**Task details:** Filter the records below down to lines containing "czasu".

**Given records:**
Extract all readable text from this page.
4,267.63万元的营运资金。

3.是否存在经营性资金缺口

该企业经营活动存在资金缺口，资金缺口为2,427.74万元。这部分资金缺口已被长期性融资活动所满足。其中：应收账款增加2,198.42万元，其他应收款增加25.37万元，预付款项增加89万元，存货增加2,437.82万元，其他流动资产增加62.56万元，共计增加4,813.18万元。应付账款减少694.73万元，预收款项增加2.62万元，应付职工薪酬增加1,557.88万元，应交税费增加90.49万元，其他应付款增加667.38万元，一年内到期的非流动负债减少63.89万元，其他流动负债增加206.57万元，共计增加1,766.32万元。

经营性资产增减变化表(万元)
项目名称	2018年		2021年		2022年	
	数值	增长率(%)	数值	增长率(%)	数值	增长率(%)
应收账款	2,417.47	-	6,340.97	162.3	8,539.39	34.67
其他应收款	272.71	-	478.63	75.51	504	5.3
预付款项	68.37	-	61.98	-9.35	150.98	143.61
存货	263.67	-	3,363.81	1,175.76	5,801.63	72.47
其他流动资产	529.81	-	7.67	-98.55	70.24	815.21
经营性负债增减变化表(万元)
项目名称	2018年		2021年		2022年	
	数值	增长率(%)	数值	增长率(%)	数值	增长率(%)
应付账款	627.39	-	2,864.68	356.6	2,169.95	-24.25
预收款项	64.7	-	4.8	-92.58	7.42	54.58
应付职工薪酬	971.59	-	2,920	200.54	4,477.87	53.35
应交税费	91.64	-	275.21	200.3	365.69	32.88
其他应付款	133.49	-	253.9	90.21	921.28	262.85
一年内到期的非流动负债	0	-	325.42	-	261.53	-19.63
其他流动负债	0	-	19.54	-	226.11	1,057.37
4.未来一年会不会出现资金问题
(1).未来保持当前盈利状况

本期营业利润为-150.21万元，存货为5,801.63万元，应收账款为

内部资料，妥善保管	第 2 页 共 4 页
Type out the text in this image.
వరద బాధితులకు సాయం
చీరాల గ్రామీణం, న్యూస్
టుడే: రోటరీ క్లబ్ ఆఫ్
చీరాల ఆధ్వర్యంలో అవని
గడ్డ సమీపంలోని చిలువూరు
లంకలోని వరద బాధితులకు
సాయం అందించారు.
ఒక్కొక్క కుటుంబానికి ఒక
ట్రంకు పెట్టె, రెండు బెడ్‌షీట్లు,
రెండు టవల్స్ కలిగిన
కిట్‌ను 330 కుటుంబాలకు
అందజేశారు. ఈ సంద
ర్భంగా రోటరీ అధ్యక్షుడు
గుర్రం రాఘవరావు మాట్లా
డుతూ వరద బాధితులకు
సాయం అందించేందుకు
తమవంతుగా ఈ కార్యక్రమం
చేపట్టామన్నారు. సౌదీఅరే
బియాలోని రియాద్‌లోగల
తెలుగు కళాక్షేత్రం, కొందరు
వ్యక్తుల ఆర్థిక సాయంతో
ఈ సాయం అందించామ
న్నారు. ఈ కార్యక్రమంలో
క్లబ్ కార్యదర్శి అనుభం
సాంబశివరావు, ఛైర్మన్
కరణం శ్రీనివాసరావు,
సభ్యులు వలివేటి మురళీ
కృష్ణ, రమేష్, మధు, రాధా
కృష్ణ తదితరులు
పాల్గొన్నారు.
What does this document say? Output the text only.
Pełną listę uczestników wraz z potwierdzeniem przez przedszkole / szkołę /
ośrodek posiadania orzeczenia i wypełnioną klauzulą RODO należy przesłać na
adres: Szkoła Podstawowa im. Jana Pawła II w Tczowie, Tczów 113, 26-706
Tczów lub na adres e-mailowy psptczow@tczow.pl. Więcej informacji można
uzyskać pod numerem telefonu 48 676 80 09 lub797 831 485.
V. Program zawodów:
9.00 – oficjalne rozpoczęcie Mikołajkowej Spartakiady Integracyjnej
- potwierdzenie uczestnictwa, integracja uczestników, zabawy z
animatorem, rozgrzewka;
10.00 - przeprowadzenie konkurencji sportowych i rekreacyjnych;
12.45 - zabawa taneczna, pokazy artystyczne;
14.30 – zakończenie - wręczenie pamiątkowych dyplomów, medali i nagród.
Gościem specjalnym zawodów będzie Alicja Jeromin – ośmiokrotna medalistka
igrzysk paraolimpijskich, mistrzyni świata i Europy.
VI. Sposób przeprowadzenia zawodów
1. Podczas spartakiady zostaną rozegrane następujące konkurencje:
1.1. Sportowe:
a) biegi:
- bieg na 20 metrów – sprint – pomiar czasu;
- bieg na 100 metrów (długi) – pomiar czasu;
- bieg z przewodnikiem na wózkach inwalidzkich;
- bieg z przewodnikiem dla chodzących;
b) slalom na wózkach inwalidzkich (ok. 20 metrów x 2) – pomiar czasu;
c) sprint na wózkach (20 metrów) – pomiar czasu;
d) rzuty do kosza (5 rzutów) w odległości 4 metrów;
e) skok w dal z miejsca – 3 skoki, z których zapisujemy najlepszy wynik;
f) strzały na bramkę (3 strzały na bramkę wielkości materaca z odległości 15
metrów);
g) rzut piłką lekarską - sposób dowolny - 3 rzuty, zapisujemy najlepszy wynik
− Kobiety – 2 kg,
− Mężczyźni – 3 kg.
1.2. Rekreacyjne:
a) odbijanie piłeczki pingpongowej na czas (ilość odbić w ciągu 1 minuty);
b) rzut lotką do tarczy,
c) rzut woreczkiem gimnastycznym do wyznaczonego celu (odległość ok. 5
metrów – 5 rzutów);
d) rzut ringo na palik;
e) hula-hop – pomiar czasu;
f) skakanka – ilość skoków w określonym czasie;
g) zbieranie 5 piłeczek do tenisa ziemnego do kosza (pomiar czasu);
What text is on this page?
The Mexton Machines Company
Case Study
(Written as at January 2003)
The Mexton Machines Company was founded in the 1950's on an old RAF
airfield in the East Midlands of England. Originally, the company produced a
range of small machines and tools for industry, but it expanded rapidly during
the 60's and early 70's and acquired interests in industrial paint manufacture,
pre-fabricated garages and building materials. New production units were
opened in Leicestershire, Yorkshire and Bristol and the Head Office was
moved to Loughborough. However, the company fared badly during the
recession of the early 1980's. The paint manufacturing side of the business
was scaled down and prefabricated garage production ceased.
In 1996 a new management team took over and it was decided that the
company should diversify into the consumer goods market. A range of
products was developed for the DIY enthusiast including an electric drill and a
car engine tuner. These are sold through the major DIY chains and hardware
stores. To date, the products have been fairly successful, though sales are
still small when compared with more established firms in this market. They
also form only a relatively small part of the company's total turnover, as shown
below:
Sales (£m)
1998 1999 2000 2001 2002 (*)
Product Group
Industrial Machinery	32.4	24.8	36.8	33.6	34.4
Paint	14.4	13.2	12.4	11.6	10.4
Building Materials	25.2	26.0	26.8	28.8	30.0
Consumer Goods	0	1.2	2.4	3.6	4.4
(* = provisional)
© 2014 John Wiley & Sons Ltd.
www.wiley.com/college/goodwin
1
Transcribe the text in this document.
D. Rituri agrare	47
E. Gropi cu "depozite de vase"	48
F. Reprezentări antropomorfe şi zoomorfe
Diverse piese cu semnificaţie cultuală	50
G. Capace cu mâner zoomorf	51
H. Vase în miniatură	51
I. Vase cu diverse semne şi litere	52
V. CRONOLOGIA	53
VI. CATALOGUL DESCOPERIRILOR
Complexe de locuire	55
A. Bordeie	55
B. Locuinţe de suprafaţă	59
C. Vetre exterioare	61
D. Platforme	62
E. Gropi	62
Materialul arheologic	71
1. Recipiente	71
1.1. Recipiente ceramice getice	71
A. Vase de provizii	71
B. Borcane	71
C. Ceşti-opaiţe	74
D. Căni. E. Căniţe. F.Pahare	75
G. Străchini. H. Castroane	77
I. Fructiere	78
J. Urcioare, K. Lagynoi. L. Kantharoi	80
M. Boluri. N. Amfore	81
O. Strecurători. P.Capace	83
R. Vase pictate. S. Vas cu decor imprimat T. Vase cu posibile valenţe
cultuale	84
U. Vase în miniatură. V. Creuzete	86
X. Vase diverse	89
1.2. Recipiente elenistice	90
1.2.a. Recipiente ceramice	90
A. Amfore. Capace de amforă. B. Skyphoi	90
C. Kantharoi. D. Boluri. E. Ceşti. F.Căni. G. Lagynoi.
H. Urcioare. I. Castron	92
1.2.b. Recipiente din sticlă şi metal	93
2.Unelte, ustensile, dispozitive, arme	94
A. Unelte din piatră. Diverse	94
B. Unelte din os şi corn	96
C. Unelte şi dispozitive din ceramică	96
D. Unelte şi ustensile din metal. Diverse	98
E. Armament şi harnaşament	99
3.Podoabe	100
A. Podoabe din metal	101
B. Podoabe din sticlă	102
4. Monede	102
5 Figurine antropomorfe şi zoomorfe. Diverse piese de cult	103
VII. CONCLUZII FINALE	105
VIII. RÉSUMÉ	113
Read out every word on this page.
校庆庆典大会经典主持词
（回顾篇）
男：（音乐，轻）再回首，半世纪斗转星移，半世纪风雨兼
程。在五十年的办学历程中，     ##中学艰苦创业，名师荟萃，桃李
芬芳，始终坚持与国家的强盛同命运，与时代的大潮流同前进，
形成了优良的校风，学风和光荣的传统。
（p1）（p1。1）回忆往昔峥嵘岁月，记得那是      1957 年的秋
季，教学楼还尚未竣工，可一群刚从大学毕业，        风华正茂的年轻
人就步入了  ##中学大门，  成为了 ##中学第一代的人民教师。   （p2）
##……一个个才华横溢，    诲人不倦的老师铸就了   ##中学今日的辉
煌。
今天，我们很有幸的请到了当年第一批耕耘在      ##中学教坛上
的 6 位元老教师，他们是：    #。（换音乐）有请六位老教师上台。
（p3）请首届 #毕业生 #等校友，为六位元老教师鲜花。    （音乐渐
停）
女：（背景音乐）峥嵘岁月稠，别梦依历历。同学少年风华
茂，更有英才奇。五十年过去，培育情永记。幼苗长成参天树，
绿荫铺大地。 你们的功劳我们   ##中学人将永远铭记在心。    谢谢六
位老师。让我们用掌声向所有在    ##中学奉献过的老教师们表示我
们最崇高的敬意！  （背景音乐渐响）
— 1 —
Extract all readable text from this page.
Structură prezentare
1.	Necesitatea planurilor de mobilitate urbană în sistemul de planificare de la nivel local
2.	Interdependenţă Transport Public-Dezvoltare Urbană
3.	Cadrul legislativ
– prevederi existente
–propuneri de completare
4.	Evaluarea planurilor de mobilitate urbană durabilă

**Response below:**
- bieg na 20 metrów – sprint – pomiar czasu;
- bieg na 100 metrów (długi) – pomiar czasu;
b) slalom na wózkach inwalidzkich (ok. 20 metrów x 2) – pomiar czasu;
c) sprint na wózkach (20 metrów) – pomiar czasu;
e) hula-hop – pomiar czasu;
g) zbieranie 5 piłeczek do tenisa ziemnego do kosza (pomiar czasu);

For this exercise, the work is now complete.